■ INSTRUCTIONS TO FOLLOW: Copy all the material that follows, keeping every character the same.

------------------------------------------------------------

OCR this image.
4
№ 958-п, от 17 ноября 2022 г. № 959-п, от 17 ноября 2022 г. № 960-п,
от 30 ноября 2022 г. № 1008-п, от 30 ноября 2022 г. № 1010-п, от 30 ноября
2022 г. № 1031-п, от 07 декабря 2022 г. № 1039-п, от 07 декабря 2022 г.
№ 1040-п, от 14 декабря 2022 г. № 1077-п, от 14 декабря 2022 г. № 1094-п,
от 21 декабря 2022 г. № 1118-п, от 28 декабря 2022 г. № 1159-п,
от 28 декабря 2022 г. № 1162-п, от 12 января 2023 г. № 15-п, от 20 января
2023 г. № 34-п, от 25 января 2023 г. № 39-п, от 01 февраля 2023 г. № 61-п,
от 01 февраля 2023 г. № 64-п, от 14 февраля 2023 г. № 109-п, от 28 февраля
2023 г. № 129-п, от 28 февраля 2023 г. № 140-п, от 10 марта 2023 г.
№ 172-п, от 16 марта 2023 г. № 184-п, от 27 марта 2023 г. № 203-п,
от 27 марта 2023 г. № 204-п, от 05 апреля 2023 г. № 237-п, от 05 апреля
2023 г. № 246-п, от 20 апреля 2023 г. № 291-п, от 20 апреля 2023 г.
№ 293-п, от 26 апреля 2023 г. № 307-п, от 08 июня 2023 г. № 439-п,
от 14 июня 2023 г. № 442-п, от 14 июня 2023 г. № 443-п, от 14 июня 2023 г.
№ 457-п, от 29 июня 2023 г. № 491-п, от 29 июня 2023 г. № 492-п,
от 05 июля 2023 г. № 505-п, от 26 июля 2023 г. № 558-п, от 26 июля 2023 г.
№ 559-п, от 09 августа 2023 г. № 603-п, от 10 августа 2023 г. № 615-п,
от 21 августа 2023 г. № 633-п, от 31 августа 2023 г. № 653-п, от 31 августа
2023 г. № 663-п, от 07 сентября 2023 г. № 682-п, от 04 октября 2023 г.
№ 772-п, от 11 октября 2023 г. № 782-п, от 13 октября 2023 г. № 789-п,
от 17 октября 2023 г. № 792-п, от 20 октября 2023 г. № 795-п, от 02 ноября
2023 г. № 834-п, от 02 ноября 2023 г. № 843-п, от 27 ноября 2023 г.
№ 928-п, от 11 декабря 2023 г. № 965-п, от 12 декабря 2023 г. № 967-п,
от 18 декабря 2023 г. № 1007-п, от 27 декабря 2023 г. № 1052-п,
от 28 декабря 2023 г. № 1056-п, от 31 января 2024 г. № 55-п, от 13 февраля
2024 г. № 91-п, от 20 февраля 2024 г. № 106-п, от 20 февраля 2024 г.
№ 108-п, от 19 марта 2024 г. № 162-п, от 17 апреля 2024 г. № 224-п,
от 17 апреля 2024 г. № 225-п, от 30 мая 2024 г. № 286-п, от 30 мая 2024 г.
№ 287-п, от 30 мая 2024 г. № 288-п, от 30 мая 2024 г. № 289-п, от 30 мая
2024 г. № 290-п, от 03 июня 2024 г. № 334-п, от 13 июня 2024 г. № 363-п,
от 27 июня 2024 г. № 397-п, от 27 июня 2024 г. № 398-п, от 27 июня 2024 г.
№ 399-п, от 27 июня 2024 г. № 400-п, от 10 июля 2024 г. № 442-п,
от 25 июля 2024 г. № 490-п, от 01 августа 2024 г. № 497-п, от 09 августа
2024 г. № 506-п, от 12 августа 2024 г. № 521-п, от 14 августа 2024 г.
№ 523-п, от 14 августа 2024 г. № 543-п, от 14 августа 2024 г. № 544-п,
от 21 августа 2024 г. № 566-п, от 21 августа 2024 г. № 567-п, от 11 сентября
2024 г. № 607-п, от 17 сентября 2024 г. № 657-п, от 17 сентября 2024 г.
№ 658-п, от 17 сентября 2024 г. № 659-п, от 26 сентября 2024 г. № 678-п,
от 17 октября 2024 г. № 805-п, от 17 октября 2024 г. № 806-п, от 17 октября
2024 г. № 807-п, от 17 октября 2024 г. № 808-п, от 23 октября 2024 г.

------------------------------------------------------------

■ FULL ANSWER:
OCR this image.
4
№ 958-п, от 17 ноября 2022 г. № 959-п, от 17 ноября 2022 г. № 960-п,
от 30 ноября 2022 г. № 1008-п, от 30 ноября 2022 г. № 1010-п, от 30 ноября
2022 г. № 1031-п, от 07 декабря 2022 г. № 1039-п, от 07 декабря 2022 г.
№ 1040-п, от 14 декабря 2022 г. № 1077-п, от 14 декабря 2022 г. № 1094-п,
от 21 декабря 2022 г. № 1118-п, от 28 декабря 2022 г. № 1159-п,
от 28 декабря 2022 г. № 1162-п, от 12 января 2023 г. № 15-п, от 20 января
2023 г. № 34-п, от 25 января 2023 г. № 39-п, от 01 февраля 2023 г. № 61-п,
от 01 февраля 2023 г. № 64-п, от 14 февраля 2023 г. № 109-п, от 28 февраля
2023 г. № 129-п, от 28 февраля 2023 г. № 140-п, от 10 марта 2023 г.
№ 172-п, от 16 марта 2023 г. № 184-п, от 27 марта 2023 г. № 203-п,
от 27 марта 2023 г. № 204-п, от 05 апреля 2023 г. № 237-п, от 05 апреля
2023 г. № 246-п, от 20 апреля 2023 г. № 291-п, от 20 апреля 2023 г.
№ 293-п, от 26 апреля 2023 г. № 307-п, от 08 июня 2023 г. № 439-п,
от 14 июня 2023 г. № 442-п, от 14 июня 2023 г. № 443-п, от 14 июня 2023 г.
№ 457-п, от 29 июня 2023 г. № 491-п, от 29 июня 2023 г. № 492-п,
от 05 июля 2023 г. № 505-п, от 26 июля 2023 г. № 558-п, от 26 июля 2023 г.
№ 559-п, от 09 августа 2023 г. № 603-п, от 10 августа 2023 г. № 615-п,
от 21 августа 2023 г. № 633-п, от 31 августа 2023 г. № 653-п, от 31 августа
2023 г. № 663-п, от 07 сентября 2023 г. № 682-п, от 04 октября 2023 г.
№ 772-п, от 11 октября 2023 г. № 782-п, от 13 октября 2023 г. № 789-п,
от 17 октября 2023 г. № 792-п, от 20 октября 2023 г. № 795-п, от 02 ноября
2023 г. № 834-п, от 02 ноября 2023 г. № 843-п, от 27 ноября 2023 г.
№ 928-п, от 11 декабря 2023 г. № 965-п, от 12 декабря 2023 г. № 967-п,
от 18 декабря 2023 г. № 1007-п, от 27 декабря 2023 г. № 1052-п,
от 28 декабря 2023 г. № 1056-п, от 31 января 2024 г. № 55-п, от 13 февраля
2024 г. № 91-п, от 20 февраля 2024 г. № 106-п, от 20 февраля 2024 г.
№ 108-п, от 19 марта 2024 г. № 162-п, от 17 апреля 2024 г. № 224-п,
от 17 апреля 2024 г. № 225-п, от 30 мая 2024 г. № 286-п, от 30 мая 2024 г.
№ 287-п, от 30 мая 2024 г. № 288-п, от 30 мая 2024 г. № 289-п, от 30 мая
2024 г. № 290-п, от 03 июня 2024 г. № 334-п, от 13 июня 2024 г. № 363-п,
от 27 июня 2024 г. № 397-п, от 27 июня 2024 г. № 398-п, от 27 июня 2024 г.
№ 399-п, от 27 июня 2024 г. № 400-п, от 10 июля 2024 г. № 442-п,
от 25 июля 2024 г. № 490-п, от 01 августа 2024 г. № 497-п, от 09 августа
2024 г. № 506-п, от 12 августа 2024 г. № 521-п, от 14 августа 2024 г.
№ 523-п, от 14 августа 2024 г. № 543-п, от 14 августа 2024 г. № 544-п,
от 21 августа 2024 г. № 566-п, от 21 августа 2024 г. № 567-п, от 11 сентября
2024 г. № 607-п, от 17 сентября 2024 г. № 657-п, от 17 сентября 2024 г.
№ 658-п, от 17 сентября 2024 г. № 659-п, от 26 сентября 2024 г. № 678-п,
от 17 октября 2024 г. № 805-п, от 17 октября 2024 г. № 806-п, от 17 октября
2024 г. № 807-п, от 17 октября 2024 г. № 808-п, от 23 октября 2024 г.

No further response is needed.